■ WHAT TO DO
Go through the listing below and gather every line with the word "chevron".

[Records contained in a dataset]
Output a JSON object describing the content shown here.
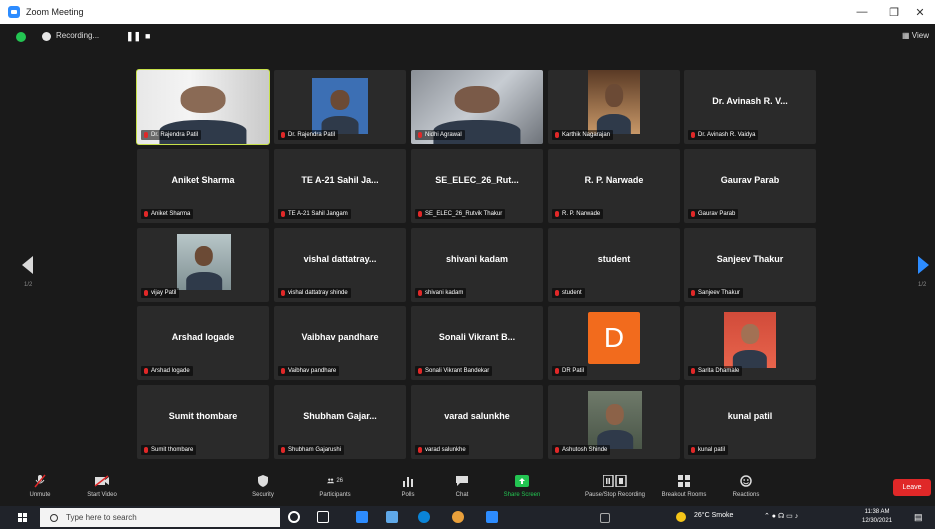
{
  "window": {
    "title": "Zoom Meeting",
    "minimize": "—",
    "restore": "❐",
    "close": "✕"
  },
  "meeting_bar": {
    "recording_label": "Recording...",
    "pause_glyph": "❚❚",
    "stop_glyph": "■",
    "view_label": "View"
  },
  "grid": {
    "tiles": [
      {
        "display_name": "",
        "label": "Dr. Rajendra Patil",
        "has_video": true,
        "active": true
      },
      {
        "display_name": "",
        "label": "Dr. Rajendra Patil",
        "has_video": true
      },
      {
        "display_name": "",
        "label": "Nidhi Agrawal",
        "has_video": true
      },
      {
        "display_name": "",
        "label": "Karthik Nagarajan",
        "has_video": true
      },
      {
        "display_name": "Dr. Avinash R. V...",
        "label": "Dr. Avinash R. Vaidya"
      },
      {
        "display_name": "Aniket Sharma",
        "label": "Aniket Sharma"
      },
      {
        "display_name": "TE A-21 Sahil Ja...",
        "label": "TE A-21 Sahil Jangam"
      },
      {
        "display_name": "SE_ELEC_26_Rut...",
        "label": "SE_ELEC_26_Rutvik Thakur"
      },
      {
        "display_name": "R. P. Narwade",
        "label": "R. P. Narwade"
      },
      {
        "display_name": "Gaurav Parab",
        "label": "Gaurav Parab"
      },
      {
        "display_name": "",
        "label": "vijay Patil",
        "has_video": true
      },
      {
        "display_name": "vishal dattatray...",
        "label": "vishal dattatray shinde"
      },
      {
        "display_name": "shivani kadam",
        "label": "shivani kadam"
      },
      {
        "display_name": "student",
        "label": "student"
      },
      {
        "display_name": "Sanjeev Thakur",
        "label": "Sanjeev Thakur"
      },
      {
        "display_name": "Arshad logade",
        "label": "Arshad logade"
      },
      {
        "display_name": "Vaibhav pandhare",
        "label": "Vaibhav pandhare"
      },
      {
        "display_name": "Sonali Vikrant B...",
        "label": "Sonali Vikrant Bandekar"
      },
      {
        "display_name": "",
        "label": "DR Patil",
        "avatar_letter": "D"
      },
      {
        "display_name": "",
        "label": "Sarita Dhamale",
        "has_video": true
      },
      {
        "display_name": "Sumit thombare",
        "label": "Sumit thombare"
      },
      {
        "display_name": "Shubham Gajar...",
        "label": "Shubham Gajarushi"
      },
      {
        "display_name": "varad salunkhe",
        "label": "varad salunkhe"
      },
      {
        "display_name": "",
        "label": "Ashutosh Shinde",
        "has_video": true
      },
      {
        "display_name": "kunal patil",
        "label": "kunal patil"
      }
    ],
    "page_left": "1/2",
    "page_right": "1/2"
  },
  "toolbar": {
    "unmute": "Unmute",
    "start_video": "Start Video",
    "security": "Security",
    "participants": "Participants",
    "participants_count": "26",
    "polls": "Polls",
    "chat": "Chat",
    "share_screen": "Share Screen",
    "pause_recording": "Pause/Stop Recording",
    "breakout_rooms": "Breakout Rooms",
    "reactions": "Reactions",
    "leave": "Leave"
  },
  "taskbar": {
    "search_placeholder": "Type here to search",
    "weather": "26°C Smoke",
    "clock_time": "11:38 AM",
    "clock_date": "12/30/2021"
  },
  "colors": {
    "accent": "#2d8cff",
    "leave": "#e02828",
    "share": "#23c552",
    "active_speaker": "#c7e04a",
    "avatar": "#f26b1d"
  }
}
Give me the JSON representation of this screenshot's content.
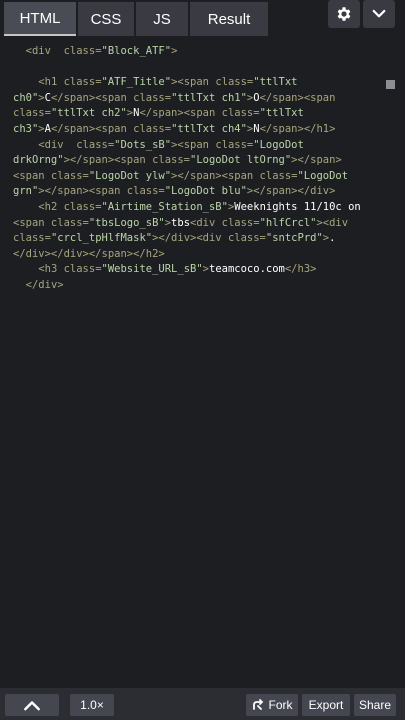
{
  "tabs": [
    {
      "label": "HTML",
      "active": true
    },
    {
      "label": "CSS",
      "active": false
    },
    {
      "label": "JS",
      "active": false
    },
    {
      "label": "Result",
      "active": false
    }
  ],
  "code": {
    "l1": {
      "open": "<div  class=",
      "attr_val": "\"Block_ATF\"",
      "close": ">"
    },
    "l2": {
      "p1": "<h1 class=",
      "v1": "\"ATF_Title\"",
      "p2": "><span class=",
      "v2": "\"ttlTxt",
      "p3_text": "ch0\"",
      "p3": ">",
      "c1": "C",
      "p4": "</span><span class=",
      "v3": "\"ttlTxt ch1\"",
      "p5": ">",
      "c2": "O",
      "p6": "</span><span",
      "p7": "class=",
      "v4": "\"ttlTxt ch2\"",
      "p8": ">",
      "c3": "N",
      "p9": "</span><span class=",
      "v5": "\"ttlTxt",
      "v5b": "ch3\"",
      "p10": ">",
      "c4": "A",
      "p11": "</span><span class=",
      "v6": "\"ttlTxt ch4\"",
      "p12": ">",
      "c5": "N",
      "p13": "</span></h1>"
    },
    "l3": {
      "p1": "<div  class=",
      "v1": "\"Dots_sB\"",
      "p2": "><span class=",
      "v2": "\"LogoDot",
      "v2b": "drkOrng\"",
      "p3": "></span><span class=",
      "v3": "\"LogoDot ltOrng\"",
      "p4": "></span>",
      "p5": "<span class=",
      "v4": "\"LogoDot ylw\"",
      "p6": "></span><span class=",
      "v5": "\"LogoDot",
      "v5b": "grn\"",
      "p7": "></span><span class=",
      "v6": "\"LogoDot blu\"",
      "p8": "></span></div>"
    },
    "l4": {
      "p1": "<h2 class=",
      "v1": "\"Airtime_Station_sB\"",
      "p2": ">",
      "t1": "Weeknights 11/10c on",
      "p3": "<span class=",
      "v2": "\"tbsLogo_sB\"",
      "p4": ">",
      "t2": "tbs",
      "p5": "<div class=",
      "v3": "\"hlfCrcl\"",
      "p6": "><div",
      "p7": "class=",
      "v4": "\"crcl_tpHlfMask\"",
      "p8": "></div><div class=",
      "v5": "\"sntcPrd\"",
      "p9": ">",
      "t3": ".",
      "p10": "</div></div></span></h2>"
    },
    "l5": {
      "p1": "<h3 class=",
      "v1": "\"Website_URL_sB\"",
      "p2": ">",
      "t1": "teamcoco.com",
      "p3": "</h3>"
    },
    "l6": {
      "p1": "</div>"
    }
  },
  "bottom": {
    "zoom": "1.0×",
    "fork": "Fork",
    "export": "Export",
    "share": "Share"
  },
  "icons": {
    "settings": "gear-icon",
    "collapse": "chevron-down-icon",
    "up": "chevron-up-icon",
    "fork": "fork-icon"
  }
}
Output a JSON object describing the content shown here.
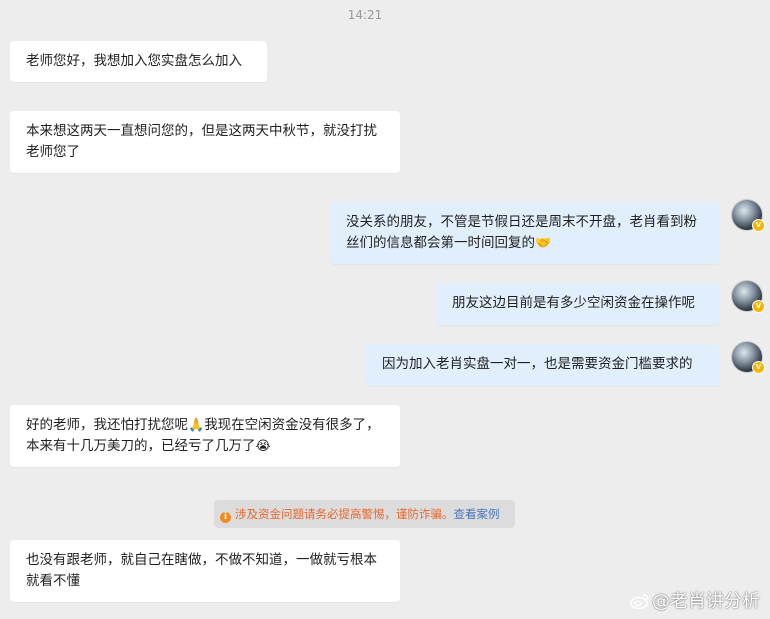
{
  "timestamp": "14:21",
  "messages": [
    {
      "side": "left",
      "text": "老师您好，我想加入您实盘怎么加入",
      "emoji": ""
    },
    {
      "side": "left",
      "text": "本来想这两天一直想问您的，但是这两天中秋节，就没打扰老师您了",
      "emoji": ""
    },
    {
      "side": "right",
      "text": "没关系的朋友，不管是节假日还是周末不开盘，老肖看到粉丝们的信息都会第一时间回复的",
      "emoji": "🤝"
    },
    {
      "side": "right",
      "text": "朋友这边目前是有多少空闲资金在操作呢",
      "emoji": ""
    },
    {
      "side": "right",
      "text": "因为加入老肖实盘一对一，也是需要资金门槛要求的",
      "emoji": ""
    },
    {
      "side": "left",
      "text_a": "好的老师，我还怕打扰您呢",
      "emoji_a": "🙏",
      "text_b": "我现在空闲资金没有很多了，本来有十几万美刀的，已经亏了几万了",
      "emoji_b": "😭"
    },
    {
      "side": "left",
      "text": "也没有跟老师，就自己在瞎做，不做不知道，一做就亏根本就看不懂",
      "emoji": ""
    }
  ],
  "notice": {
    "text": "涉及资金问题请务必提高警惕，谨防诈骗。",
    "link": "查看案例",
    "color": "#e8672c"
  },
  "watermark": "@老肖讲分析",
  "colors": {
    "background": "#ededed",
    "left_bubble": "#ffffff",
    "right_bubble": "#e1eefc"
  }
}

■ OUTPUT FOR THIS TASK
    "collapse": "chevron-down-icon",
    "up": "chevron-up-icon",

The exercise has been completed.